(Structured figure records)
★ ★ ★ ★
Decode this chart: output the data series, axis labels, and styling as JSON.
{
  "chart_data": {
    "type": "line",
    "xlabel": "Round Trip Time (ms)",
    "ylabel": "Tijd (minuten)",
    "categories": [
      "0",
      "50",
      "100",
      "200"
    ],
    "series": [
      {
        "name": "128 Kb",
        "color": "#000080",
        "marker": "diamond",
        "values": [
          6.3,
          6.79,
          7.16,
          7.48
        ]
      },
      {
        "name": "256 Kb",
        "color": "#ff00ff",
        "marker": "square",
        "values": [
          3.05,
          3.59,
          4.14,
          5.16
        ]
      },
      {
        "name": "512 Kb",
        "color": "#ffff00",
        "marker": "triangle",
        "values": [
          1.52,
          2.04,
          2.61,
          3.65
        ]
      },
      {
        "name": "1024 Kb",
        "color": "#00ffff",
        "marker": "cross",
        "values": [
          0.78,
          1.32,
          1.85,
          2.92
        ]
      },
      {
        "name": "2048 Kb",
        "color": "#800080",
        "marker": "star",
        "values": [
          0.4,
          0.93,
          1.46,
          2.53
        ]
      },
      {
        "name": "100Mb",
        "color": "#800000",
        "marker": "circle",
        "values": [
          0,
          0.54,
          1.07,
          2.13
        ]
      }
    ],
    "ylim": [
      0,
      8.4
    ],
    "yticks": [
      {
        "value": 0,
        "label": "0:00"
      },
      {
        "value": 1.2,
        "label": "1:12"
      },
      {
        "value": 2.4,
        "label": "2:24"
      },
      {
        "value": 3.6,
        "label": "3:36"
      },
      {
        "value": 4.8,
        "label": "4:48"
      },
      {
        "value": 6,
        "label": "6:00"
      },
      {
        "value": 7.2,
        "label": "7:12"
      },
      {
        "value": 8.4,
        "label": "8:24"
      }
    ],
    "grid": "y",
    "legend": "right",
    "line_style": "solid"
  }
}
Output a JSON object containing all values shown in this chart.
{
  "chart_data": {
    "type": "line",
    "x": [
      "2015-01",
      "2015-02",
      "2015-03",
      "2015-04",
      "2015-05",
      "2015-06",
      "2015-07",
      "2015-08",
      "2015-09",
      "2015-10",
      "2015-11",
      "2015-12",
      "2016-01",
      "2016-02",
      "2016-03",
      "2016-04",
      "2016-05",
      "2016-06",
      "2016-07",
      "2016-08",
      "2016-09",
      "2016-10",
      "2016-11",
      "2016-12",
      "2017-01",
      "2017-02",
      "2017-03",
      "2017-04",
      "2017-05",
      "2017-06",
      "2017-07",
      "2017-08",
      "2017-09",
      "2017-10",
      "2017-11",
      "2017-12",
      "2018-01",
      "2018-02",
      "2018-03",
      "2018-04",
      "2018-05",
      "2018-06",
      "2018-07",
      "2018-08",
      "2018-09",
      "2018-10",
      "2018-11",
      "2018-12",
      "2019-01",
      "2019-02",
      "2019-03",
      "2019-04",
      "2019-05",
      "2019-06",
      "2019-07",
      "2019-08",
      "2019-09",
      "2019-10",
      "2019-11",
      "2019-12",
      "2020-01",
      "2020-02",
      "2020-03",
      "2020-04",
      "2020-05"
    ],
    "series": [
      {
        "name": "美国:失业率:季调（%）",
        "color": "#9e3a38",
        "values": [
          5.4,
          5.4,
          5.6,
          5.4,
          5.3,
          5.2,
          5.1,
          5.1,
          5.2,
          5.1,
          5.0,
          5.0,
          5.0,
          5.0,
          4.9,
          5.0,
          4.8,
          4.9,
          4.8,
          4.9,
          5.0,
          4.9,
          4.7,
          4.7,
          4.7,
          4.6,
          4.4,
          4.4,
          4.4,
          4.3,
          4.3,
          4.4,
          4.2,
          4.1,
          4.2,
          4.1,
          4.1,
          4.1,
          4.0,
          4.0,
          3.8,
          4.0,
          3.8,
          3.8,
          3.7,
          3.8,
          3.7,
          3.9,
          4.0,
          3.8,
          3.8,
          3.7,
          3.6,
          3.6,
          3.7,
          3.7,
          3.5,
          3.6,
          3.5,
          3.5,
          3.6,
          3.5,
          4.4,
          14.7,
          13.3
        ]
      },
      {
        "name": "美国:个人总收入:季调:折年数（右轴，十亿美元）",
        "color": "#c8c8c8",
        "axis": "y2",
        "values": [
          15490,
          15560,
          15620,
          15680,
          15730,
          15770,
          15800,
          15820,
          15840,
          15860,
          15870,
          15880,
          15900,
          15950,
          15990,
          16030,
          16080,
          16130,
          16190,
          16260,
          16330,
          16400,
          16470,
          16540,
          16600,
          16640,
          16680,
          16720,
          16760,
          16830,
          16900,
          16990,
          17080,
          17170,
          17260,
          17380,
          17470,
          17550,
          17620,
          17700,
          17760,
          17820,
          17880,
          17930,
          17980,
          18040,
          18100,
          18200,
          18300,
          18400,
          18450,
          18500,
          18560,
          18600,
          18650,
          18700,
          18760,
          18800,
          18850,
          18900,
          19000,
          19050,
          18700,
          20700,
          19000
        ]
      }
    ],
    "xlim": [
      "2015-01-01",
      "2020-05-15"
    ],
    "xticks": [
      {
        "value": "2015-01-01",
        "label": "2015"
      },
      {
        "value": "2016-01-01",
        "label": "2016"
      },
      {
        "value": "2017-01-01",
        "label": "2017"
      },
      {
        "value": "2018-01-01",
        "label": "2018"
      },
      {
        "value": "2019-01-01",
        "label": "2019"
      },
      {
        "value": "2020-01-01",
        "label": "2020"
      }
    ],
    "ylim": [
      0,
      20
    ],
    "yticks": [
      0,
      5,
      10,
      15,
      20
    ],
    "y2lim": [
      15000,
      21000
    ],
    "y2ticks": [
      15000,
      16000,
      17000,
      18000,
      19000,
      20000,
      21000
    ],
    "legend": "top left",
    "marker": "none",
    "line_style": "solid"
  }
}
★ ★ ★ ★
Goal of the exercise. Print the material verbatim, all of it.

Output for this exercise.
Decode this chart: output the data series, axis labels, and styling as JSON.
{
  "chart_data": {
    "type": "line",
    "xlabel": "Round Trip Time (ms)",
    "ylabel": "Tijd (minuten)",
    "categories": [
      "0",
      "50",
      "100",
      "200"
    ],
    "series": [
      {
        "name": "128 Kb",
        "color": "#000080",
        "marker": "diamond",
        "values": [
          6.3,
          6.79,
          7.16,
          7.48
        ]
      },
      {
        "name": "256 Kb",
        "color": "#ff00ff",
        "marker": "square",
        "values": [
          3.05,
          3.59,
          4.14,
          5.16
        ]
      },
      {
        "name": "512 Kb",
        "color": "#ffff00",
        "marker": "triangle",
        "values": [
          1.52,
          2.04,
          2.61,
          3.65
        ]
      },
      {
        "name": "1024 Kb",
        "color": "#00ffff",
        "marker": "cross",
        "values": [
          0.78,
          1.32,
          1.85,
          2.92
        ]
      },
      {
        "name": "2048 Kb",
        "color": "#800080",
        "marker": "star",
        "values": [
          0.4,
          0.93,
          1.46,
          2.53
        ]
      },
      {
        "name": "100Mb",
        "color": "#800000",
        "marker": "circle",
        "values": [
          0,
          0.54,
          1.07,
          2.13
        ]
      }
    ],
    "ylim": [
      0,
      8.4
    ],
    "yticks": [
      {
        "value": 0,
        "label": "0:00"
      },
      {
        "value": 1.2,
        "label": "1:12"
      },
      {
        "value": 2.4,
        "label": "2:24"
      },
      {
        "value": 3.6,
        "label": "3:36"
      },
      {
        "value": 4.8,
        "label": "4:48"
      },
      {
        "value": 6,
        "label": "6:00"
      },
      {
        "value": 7.2,
        "label": "7:12"
      },
      {
        "value": 8.4,
        "label": "8:24"
      }
    ],
    "grid": "y",
    "legend": "right",
    "line_style": "solid"
  }
}
Output a JSON object containing all values shown in this chart.
{
  "chart_data": {
    "type": "line",
    "x": [
      "2015-01",
      "2015-02",
      "2015-03",
      "2015-04",
      "2015-05",
      "2015-06",
      "2015-07",
      "2015-08",
      "2015-09",
      "2015-10",
      "2015-11",
      "2015-12",
      "2016-01",
      "2016-02",
      "2016-03",
      "2016-04",
      "2016-05",
      "2016-06",
      "2016-07",
      "2016-08",
      "2016-09",
      "2016-10",
      "2016-11",
      "2016-12",
      "2017-01",
      "2017-02",
      "2017-03",
      "2017-04",
      "2017-05",
      "2017-06",
      "2017-07",
      "2017-08",
      "2017-09",
      "2017-10",
      "2017-11",
      "2017-12",
      "2018-01",
      "2018-02",
      "2018-03",
      "2018-04",
      "2018-05",
      "2018-06",
      "2018-07",
      "2018-08",
      "2018-09",
      "2018-10",
      "2018-11",
      "2018-12",
      "2019-01",
      "2019-02",
      "2019-03",
      "2019-04",
      "2019-05",
      "2019-06",
      "2019-07",
      "2019-08",
      "2019-09",
      "2019-10",
      "2019-11",
      "2019-12",
      "2020-01",
      "2020-02",
      "2020-03",
      "2020-04",
      "2020-05"
    ],
    "series": [
      {
        "name": "美国:失业率:季调（%）",
        "color": "#9e3a38",
        "values": [
          5.4,
          5.4,
          5.6,
          5.4,
          5.3,
          5.2,
          5.1,
          5.1,
          5.2,
          5.1,
          5.0,
          5.0,
          5.0,
          5.0,
          4.9,
          5.0,
          4.8,
          4.9,
          4.8,
          4.9,
          5.0,
          4.9,
          4.7,
          4.7,
          4.7,
          4.6,
          4.4,
          4.4,
          4.4,
          4.3,
          4.3,
          4.4,
          4.2,
          4.1,
          4.2,
          4.1,
          4.1,
          4.1,
          4.0,
          4.0,
          3.8,
          4.0,
          3.8,
          3.8,
          3.7,
          3.8,
          3.7,
          3.9,
          4.0,
          3.8,
          3.8,
          3.7,
          3.6,
          3.6,
          3.7,
          3.7,
          3.5,
          3.6,
          3.5,
          3.5,
          3.6,
          3.5,
          4.4,
          14.7,
          13.3
        ]
      },
      {
        "name": "美国:个人总收入:季调:折年数（右轴，十亿美元）",
        "color": "#c8c8c8",
        "axis": "y2",
        "values": [
          15490,
          15560,
          15620,
          15680,
          15730,
          15770,
          15800,
          15820,
          15840,
          15860,
          15870,
          15880,
          15900,
          15950,
          15990,
          16030,
          16080,
          16130,
          16190,
          16260,
          16330,
          16400,
          16470,
          16540,
          16600,
          16640,
          16680,
          16720,
          16760,
          16830,
          16900,
          16990,
          17080,
          17170,
          17260,
          17380,
          17470,
          17550,
          17620,
          17700,
          17760,
          17820,
          17880,
          17930,
          17980,
          18040,
          18100,
          18200,
          18300,
          18400,
          18450,
          18500,
          18560,
          18600,
          18650,
          18700,
          18760,
          18800,
          18850,
          18900,
          19000,
          19050,
          18700,
          20700,
          19000
        ]
      }
    ],
    "xlim": [
      "2015-01-01",
      "2020-05-15"
    ],
    "xticks": [
      {
        "value": "2015-01-01",
        "label": "2015"
      },
      {
        "value": "2016-01-01",
        "label": "2016"
      },
      {
        "value": "2017-01-01",
        "label": "2017"
      },
      {
        "value": "2018-01-01",
        "label": "2018"
      },
      {
        "value": "2019-01-01",
        "label": "2019"
      },
      {
        "value": "2020-01-01",
        "label": "2020"
      }
    ],
    "ylim": [
      0,
      20
    ],
    "yticks": [
      0,
      5,
      10,
      15,
      20
    ],
    "y2lim": [
      15000,
      21000
    ],
    "y2ticks": [
      15000,
      16000,
      17000,
      18000,
      19000,
      20000,
      21000
    ],
    "legend": "top left",
    "marker": "none",
    "line_style": "solid"
  }
}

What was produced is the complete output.